Source material —

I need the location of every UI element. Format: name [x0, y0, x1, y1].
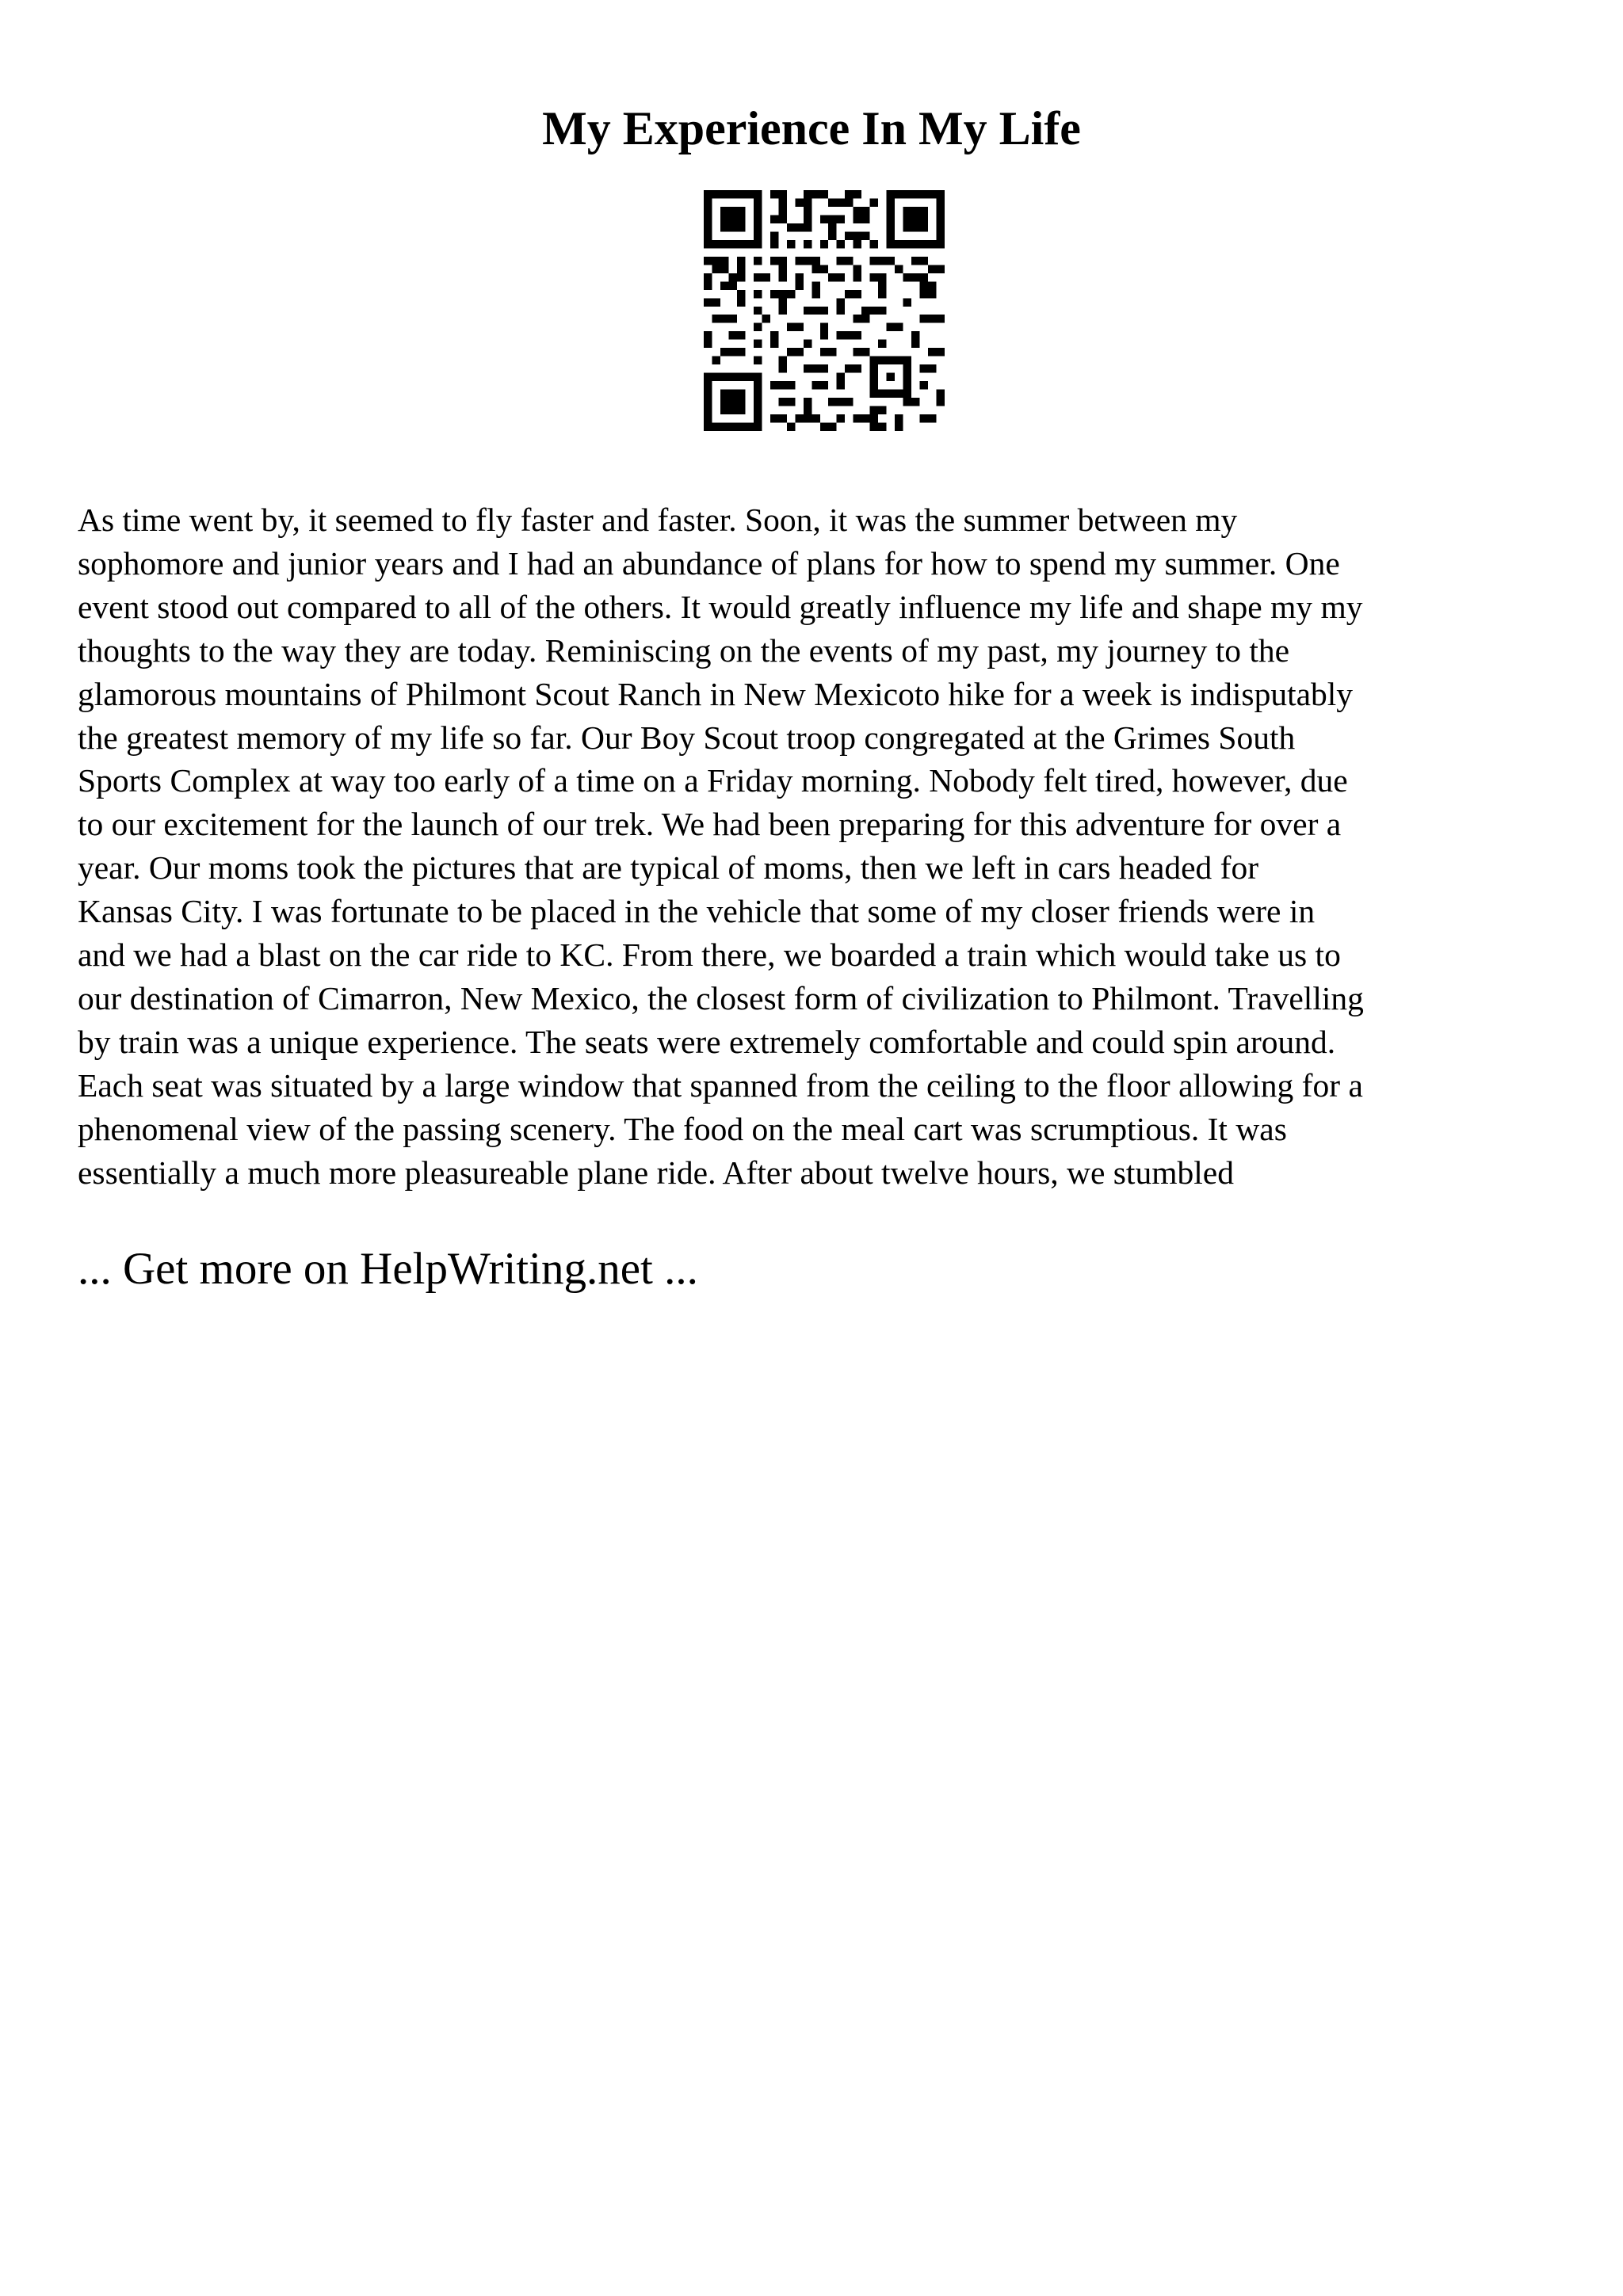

...

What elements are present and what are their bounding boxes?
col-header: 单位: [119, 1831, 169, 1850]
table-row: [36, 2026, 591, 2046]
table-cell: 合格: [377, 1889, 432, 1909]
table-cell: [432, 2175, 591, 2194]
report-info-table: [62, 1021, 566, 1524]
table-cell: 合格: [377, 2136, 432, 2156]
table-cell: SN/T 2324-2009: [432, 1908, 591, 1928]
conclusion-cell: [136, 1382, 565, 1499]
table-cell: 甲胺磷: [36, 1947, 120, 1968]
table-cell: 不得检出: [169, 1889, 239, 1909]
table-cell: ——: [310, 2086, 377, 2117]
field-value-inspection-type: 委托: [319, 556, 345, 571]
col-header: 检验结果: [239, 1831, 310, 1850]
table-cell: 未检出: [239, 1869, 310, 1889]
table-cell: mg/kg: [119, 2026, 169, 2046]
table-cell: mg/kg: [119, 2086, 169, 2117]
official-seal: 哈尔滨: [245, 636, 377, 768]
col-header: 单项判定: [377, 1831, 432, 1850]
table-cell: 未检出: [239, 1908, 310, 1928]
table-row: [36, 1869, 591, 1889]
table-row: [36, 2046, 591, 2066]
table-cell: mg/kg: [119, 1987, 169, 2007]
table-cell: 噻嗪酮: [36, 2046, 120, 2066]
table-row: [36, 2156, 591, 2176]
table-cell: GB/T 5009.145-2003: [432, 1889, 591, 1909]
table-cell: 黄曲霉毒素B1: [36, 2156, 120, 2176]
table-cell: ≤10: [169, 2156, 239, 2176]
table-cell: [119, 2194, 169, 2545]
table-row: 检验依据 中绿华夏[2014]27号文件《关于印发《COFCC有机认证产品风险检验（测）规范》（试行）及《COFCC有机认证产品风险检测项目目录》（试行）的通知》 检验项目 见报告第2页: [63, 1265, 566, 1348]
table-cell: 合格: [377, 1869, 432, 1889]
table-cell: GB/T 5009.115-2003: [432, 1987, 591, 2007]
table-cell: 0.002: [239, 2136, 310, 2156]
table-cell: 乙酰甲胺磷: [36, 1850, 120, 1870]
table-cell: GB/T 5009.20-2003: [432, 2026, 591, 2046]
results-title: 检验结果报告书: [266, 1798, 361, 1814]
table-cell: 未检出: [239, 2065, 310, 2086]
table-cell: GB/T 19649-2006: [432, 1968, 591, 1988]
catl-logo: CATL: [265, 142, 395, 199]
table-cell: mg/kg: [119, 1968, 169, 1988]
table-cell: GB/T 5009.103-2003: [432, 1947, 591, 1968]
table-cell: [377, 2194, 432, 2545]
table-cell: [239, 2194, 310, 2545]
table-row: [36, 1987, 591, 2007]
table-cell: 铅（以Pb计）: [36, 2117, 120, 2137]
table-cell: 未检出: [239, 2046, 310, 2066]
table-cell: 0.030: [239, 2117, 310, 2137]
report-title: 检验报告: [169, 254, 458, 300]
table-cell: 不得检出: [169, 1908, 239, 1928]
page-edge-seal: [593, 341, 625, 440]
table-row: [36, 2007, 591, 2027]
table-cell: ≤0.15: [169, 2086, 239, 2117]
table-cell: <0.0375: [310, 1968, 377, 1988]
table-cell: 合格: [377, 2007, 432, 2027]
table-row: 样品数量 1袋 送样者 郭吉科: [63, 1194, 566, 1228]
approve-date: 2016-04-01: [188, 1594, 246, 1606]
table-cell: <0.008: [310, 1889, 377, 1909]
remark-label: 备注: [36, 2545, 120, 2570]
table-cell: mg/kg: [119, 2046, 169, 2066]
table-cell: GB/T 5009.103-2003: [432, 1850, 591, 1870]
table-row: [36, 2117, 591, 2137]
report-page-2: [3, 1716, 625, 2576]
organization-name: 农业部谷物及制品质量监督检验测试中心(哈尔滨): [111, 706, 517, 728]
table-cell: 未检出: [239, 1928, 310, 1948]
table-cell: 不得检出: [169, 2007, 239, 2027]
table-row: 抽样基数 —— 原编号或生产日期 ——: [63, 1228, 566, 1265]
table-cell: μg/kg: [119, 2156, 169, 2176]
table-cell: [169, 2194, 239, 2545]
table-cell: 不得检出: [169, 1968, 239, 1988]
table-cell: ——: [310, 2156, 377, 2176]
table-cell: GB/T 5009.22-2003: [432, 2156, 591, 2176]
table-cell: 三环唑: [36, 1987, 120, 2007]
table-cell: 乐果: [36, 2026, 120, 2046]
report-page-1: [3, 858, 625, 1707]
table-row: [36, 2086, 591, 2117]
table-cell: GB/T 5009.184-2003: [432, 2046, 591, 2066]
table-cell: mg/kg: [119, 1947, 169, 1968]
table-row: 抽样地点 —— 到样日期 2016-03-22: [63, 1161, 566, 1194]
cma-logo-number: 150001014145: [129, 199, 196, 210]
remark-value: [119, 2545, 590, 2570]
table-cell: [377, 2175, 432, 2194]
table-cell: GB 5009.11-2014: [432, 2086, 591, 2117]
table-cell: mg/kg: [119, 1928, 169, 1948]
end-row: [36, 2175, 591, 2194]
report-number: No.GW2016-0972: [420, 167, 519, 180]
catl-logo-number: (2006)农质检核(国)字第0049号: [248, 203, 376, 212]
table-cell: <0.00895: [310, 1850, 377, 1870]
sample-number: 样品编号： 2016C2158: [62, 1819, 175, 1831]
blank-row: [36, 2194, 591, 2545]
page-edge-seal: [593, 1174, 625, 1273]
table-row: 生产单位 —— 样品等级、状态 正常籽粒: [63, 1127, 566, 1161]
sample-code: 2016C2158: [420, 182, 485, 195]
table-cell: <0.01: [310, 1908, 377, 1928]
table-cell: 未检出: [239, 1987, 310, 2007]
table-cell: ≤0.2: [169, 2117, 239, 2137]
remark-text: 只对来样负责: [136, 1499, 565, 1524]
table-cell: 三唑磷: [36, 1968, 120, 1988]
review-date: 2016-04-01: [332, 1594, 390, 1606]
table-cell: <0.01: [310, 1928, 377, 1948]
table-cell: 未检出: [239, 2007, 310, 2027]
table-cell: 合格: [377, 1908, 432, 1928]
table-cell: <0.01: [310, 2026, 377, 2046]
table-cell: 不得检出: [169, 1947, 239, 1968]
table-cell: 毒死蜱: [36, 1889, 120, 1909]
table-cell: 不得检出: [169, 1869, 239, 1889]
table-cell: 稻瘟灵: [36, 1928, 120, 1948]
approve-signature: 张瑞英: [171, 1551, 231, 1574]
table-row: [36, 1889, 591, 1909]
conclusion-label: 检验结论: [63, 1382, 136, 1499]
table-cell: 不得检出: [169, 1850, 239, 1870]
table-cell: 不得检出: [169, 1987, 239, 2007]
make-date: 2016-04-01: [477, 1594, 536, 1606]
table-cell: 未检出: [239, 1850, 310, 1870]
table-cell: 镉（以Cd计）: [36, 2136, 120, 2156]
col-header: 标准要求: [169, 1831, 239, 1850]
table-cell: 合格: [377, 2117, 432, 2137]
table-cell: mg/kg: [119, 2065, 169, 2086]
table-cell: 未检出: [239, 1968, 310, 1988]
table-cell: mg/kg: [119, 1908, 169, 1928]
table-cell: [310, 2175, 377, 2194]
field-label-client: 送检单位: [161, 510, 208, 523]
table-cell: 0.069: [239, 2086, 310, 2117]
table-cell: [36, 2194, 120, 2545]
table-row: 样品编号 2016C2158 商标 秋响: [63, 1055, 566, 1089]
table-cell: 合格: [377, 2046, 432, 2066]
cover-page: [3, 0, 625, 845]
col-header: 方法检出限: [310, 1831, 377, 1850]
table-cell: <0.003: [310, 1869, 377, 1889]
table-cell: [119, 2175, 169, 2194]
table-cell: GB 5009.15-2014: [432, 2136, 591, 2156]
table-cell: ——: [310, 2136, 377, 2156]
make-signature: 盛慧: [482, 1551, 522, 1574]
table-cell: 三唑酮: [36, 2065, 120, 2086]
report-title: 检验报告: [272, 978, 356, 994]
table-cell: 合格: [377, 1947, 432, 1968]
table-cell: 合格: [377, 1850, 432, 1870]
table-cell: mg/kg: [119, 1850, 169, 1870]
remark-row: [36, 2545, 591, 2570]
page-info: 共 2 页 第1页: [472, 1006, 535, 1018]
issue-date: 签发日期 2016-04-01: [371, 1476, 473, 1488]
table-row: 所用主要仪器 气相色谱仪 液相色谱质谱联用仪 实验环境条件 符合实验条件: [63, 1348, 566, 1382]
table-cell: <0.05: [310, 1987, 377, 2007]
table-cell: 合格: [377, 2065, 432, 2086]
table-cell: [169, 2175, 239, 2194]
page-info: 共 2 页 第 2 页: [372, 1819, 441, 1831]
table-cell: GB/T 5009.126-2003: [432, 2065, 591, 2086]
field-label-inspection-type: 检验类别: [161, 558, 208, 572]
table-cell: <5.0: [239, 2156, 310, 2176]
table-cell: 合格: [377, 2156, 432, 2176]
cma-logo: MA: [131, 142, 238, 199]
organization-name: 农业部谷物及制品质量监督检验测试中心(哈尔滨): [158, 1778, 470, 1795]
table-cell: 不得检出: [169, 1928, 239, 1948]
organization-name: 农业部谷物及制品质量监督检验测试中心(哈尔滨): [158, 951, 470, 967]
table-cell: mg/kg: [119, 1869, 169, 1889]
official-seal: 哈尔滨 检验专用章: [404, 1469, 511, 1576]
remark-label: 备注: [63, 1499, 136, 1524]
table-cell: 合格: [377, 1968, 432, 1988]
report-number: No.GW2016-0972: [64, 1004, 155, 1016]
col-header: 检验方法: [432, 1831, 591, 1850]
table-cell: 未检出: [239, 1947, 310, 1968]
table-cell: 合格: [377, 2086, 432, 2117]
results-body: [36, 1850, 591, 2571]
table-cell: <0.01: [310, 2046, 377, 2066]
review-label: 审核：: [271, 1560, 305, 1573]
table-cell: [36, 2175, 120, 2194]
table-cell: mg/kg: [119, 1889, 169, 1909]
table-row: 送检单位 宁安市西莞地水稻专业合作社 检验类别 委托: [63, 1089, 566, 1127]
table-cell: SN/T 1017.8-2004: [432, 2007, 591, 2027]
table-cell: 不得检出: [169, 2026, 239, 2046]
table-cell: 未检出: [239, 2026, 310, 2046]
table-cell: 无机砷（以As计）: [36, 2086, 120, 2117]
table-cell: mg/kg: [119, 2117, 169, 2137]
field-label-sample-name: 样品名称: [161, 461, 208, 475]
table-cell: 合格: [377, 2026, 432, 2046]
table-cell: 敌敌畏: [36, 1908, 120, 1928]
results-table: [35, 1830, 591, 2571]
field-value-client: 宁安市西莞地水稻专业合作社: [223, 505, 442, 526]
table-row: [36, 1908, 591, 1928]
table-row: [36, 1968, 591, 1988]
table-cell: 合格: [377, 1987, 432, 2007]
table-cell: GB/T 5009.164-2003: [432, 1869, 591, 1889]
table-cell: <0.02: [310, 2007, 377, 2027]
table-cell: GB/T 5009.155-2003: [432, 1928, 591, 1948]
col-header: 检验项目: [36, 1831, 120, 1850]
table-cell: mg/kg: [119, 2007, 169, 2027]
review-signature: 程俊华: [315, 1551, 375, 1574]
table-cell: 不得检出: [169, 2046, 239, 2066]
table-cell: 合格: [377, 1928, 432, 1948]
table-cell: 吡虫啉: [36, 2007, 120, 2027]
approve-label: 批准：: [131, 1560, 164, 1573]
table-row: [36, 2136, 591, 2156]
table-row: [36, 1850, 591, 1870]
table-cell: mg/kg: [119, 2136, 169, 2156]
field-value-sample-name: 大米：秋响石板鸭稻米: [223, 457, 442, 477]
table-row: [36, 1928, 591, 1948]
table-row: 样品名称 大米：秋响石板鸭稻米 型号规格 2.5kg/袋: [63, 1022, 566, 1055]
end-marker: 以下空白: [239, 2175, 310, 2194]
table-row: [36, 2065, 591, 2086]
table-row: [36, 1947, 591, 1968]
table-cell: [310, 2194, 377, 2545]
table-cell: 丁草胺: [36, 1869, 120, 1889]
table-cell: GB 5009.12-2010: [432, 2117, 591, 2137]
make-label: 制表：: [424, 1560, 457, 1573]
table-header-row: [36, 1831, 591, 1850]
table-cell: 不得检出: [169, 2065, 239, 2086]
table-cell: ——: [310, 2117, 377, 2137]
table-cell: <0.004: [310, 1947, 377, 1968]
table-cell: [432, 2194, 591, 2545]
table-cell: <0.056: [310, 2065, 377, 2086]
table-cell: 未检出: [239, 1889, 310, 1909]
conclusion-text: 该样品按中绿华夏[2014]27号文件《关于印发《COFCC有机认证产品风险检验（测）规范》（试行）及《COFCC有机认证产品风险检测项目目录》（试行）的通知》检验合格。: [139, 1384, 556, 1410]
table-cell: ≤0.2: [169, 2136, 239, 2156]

Your instructions — Express the lines from the one containing "What elements are" through the one containing "table-cell: 不得检出: [169, 1889, 239, 1909]", both included, as a Markdown table with a Number column and a Text column, omitting any blank lines.

Solution to this problem —
| Number | Text |
|---|---|
| 1 | What elements are present and what are their bounding boxes? |
| 2 | col-header: 单位: [119, 1831, 169, 1850] |
| 3 | table-row: [36, 2026, 591, 2046] |
| 4 | table-cell: 合格: [377, 1889, 432, 1909] |
| 5 | table-cell: [432, 2175, 591, 2194] |
| 6 | report-info-table: [62, 1021, 566, 1524] |
| 7 | table-cell: 合格: [377, 2136, 432, 2156] |
| 8 | table-cell: SN/T 2324-2009: [432, 1908, 591, 1928] |
| 9 | conclusion-cell: [136, 1382, 565, 1499] |
| 10 | table-cell: 甲胺磷: [36, 1947, 120, 1968] |
| 11 | table-cell: 不得检出: [169, 1889, 239, 1909] |